■ PROBLEM TO WORK ON ■
Determine how many lines in these records hold "true". Only the number is wanted.

--- Start of RECORDS SUPPLIED ---

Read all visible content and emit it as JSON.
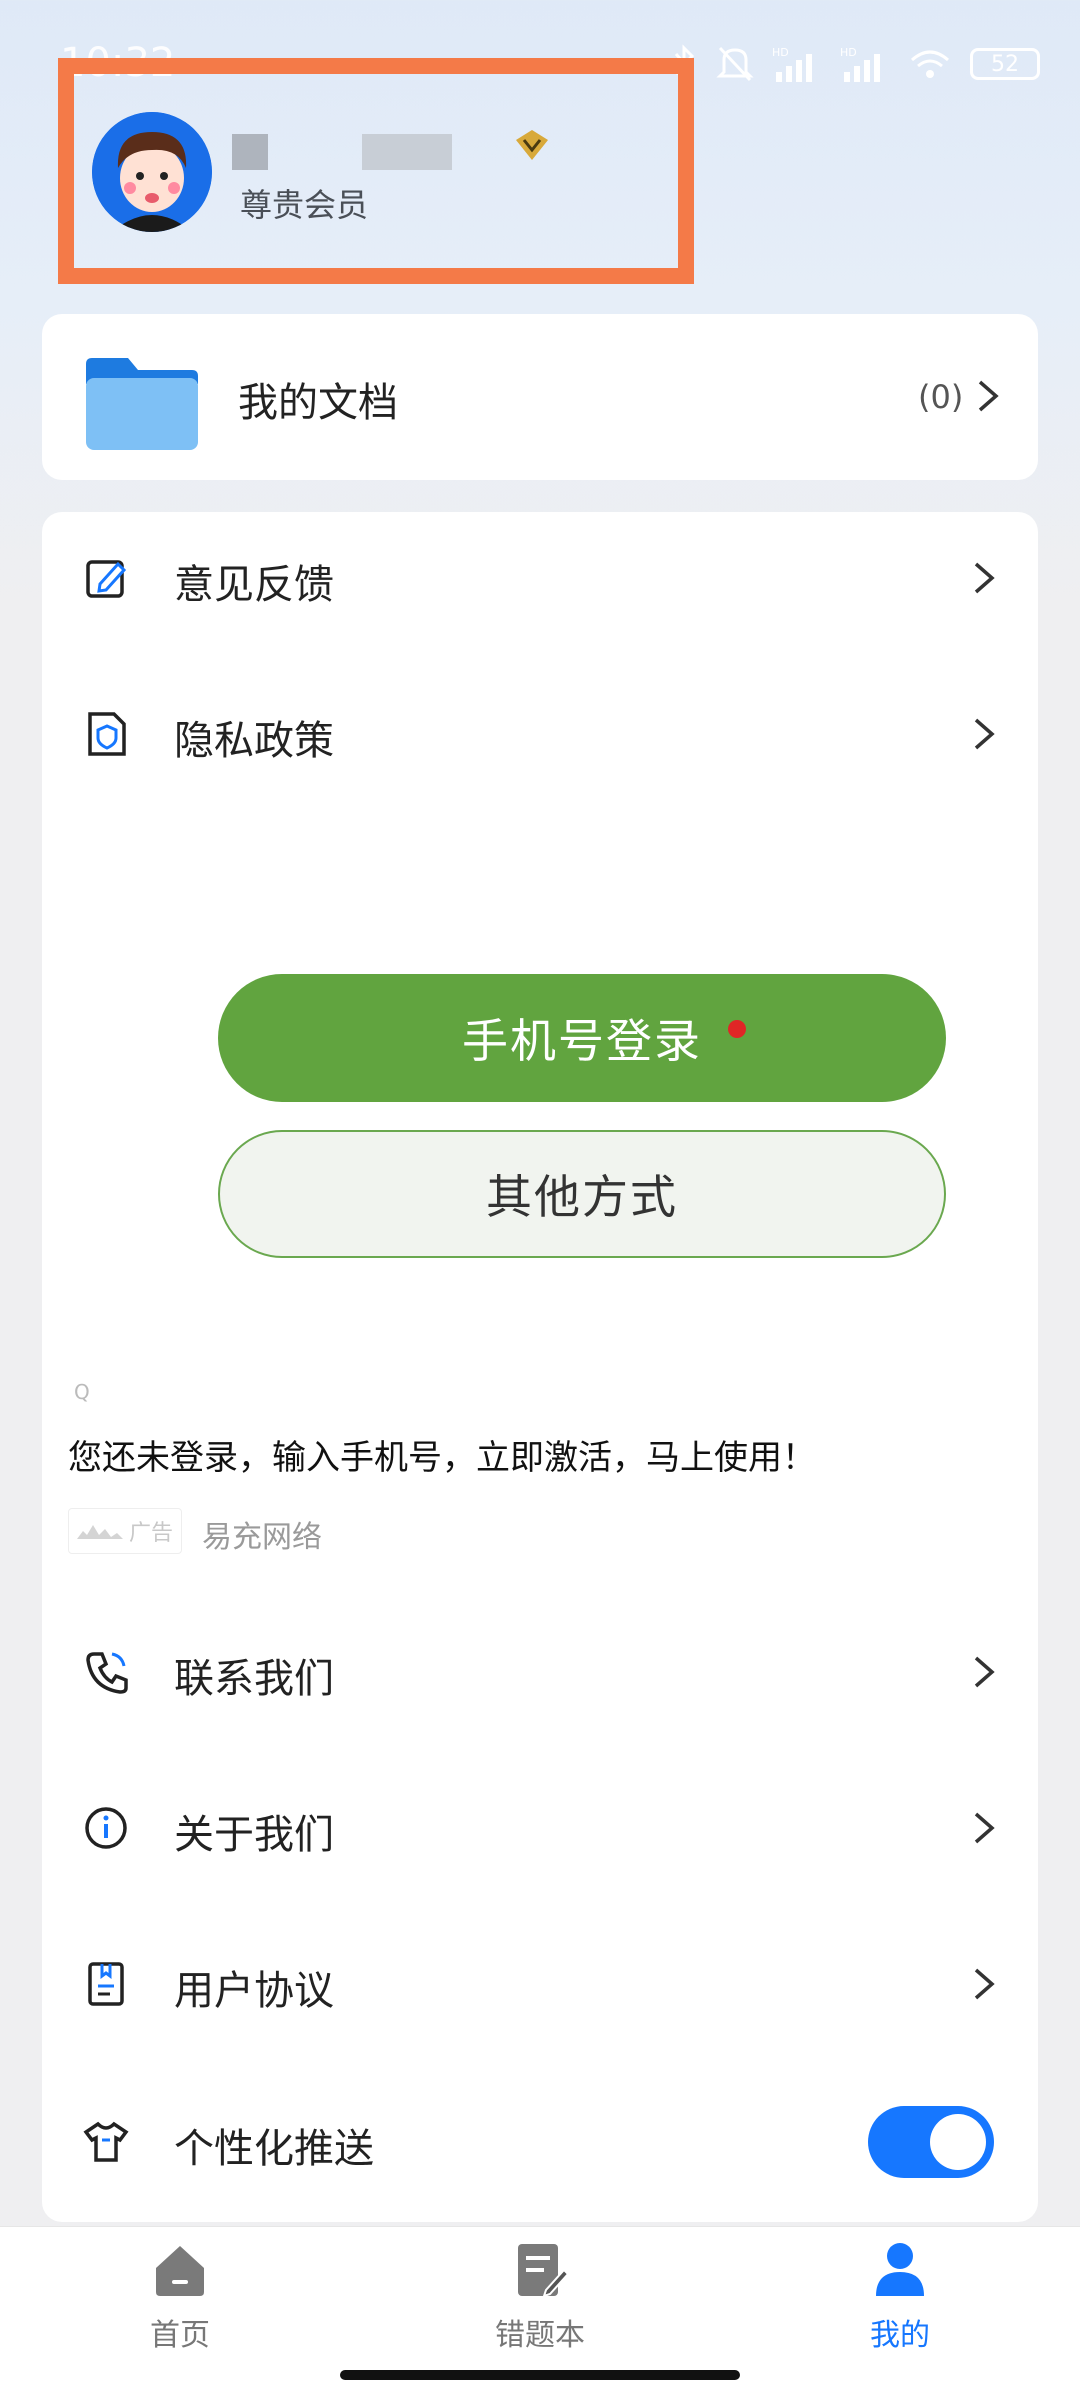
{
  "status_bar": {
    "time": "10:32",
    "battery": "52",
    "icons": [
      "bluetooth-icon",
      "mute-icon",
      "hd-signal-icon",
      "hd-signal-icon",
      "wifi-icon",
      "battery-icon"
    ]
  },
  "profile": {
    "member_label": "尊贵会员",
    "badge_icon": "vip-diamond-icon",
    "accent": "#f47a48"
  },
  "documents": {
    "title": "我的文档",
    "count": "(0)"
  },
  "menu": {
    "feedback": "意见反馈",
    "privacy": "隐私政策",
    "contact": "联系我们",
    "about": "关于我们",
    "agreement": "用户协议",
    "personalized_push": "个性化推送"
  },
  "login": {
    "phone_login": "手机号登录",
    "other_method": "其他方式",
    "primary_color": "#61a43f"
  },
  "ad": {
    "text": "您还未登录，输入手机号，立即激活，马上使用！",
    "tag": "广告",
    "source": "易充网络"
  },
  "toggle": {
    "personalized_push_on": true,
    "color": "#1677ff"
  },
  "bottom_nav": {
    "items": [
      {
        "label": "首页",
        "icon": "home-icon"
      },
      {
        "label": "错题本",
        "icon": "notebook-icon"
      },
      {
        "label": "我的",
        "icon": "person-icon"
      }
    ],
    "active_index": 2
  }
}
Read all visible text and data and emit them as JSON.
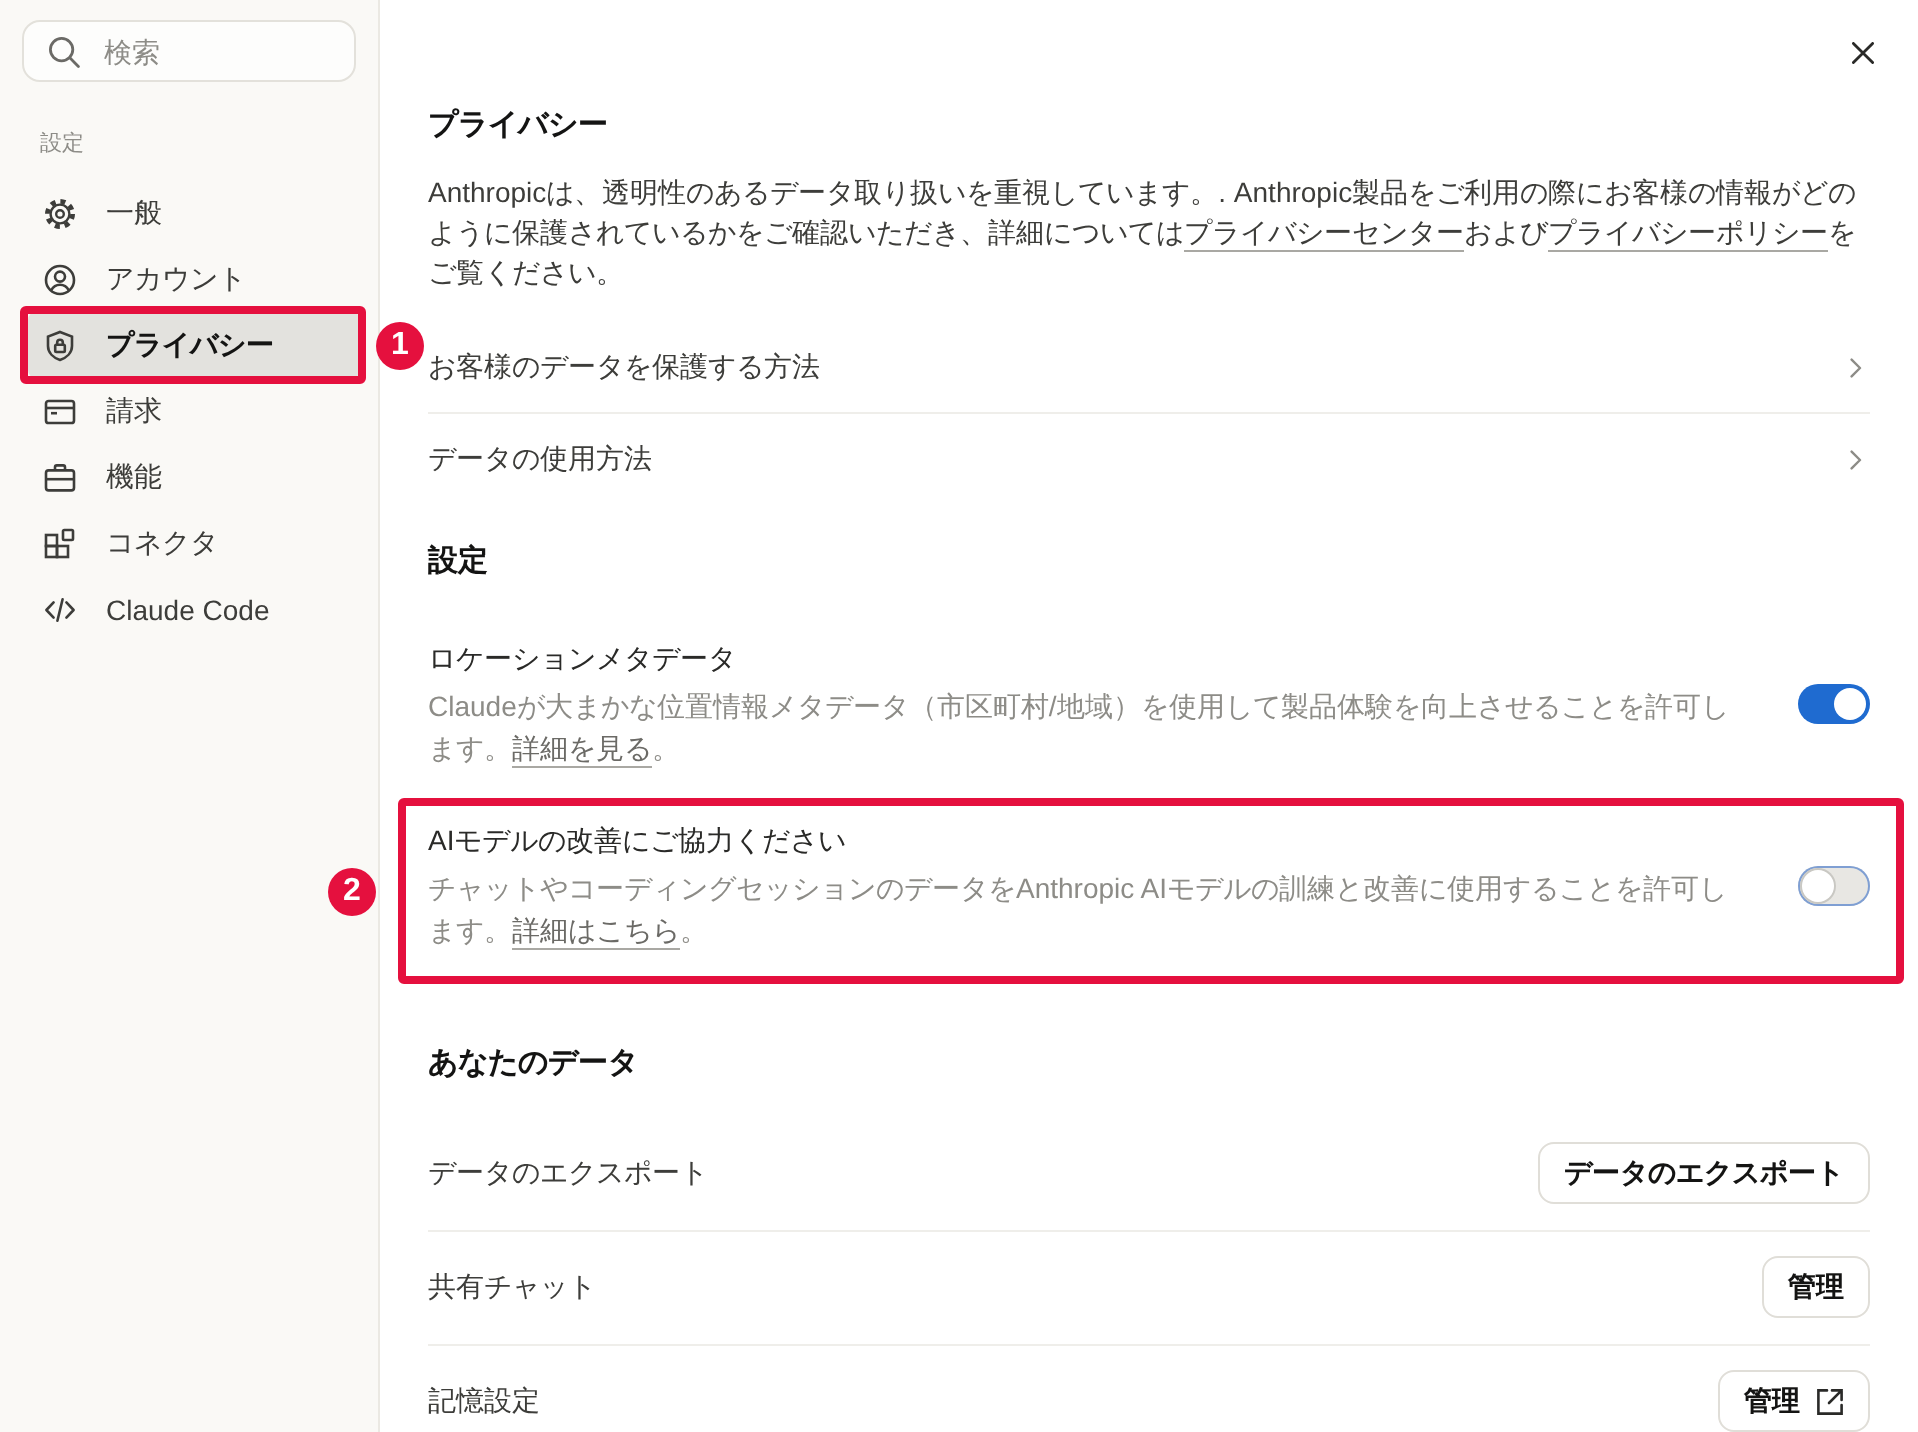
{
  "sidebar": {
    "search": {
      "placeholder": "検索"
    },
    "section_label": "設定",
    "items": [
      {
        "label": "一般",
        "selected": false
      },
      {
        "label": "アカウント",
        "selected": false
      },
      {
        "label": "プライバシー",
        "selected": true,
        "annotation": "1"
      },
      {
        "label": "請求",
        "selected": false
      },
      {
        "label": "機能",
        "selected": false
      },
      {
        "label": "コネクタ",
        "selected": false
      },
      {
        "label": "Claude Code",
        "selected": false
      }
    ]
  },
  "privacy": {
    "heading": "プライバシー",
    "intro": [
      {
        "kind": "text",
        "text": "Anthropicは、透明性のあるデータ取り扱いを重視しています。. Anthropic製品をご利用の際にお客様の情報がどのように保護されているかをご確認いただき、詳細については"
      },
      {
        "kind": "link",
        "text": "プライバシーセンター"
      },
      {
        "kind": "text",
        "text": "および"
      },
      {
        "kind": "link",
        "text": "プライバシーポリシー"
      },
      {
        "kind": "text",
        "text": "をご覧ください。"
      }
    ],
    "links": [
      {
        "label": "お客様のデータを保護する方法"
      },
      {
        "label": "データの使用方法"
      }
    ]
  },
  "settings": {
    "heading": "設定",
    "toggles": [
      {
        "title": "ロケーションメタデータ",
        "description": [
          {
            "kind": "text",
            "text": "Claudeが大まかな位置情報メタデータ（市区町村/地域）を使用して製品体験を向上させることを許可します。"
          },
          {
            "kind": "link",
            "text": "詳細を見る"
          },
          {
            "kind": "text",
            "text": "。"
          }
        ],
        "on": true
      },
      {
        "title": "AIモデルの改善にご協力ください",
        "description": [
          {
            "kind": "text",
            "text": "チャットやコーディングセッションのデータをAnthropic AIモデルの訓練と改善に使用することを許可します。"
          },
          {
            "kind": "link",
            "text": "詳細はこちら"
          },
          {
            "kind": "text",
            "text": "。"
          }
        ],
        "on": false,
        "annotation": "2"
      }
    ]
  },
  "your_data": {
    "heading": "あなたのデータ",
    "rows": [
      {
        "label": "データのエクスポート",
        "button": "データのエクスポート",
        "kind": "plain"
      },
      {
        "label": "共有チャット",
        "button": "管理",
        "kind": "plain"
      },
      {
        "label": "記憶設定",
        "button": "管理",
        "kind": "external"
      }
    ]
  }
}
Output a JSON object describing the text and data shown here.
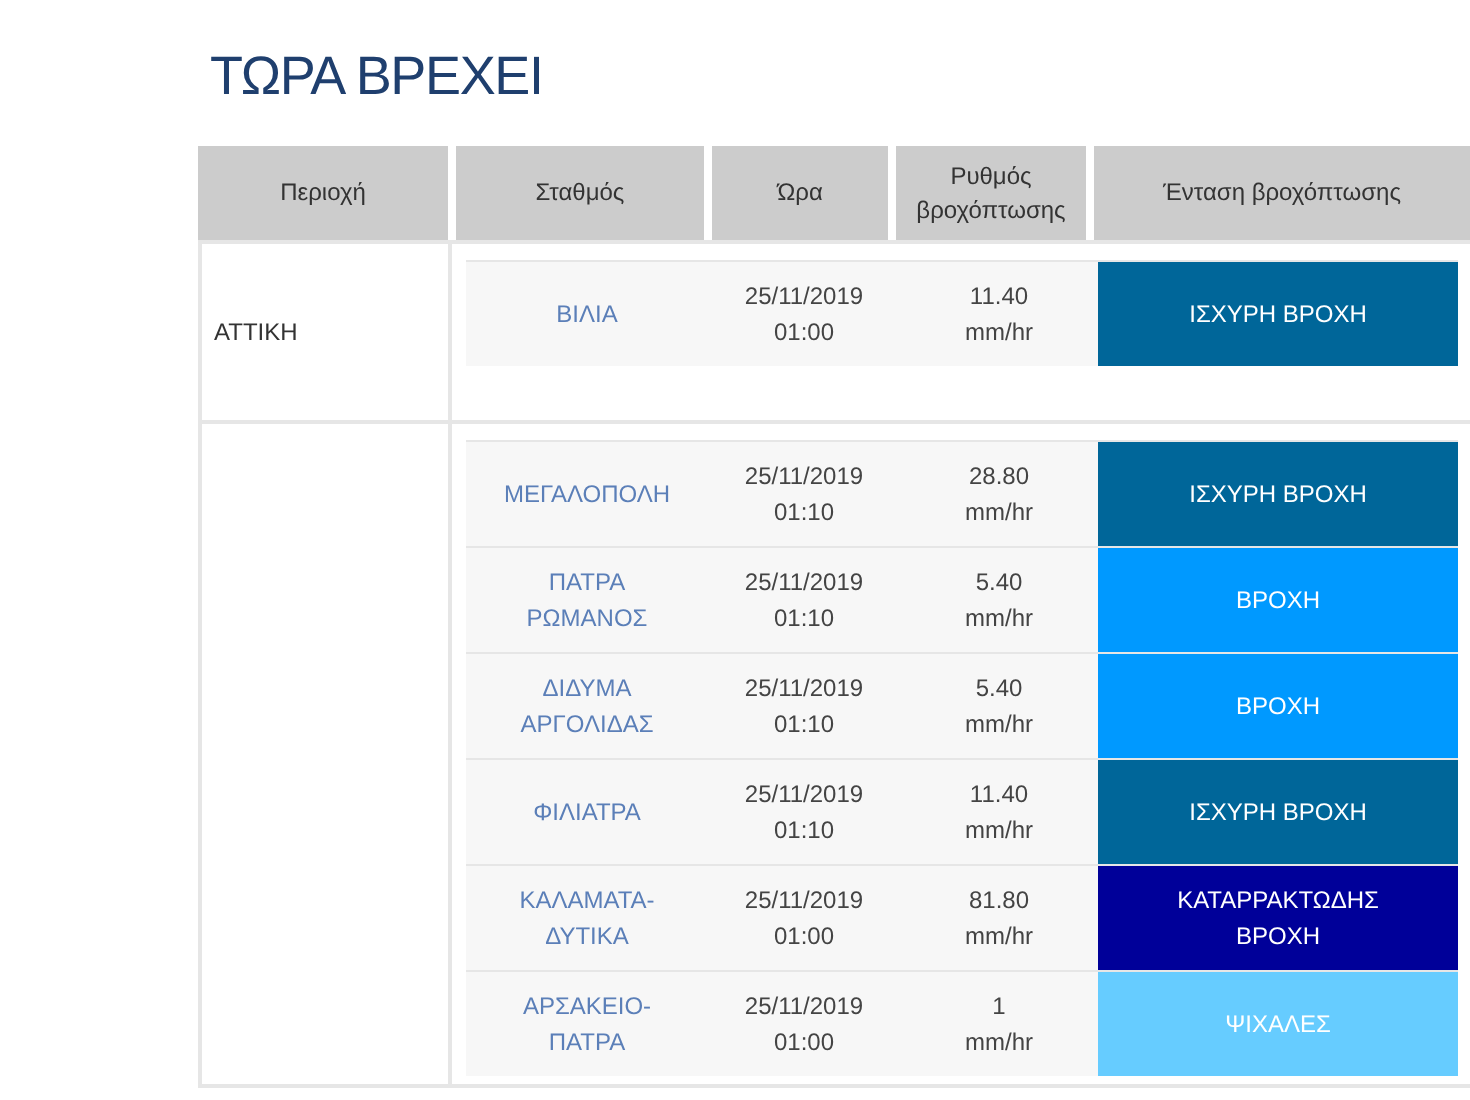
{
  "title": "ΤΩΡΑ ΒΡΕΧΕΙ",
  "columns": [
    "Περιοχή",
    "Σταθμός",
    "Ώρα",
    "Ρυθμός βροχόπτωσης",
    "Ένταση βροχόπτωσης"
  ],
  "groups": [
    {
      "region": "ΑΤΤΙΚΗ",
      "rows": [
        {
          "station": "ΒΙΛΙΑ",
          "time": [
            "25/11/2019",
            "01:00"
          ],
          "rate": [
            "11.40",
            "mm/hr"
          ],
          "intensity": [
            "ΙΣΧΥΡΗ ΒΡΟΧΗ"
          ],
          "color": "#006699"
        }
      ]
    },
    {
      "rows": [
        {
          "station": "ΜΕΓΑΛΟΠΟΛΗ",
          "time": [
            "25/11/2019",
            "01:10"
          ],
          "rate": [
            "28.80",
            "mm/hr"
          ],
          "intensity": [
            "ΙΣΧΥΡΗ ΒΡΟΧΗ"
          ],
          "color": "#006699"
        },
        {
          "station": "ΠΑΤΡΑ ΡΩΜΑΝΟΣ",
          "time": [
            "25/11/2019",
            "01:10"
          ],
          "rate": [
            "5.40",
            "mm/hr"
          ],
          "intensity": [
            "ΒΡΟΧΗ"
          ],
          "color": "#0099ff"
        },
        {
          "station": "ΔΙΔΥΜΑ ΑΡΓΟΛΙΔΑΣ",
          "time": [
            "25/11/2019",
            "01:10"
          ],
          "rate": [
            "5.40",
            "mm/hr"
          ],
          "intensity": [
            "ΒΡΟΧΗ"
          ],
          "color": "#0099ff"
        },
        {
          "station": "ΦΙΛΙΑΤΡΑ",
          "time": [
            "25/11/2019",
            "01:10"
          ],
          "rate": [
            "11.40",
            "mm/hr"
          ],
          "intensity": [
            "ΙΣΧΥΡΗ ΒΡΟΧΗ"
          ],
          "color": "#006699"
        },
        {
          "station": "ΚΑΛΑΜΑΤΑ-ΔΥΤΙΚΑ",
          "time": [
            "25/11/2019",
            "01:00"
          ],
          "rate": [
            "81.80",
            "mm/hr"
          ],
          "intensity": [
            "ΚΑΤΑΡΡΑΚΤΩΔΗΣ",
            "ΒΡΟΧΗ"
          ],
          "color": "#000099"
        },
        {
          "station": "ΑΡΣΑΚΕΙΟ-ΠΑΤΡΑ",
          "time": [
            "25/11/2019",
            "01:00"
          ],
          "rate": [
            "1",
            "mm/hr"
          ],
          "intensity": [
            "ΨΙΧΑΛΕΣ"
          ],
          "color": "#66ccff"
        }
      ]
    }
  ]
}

--- End of RECORDS SUPPLIED ---

■ RESULT OF THE EXERCISE ■
3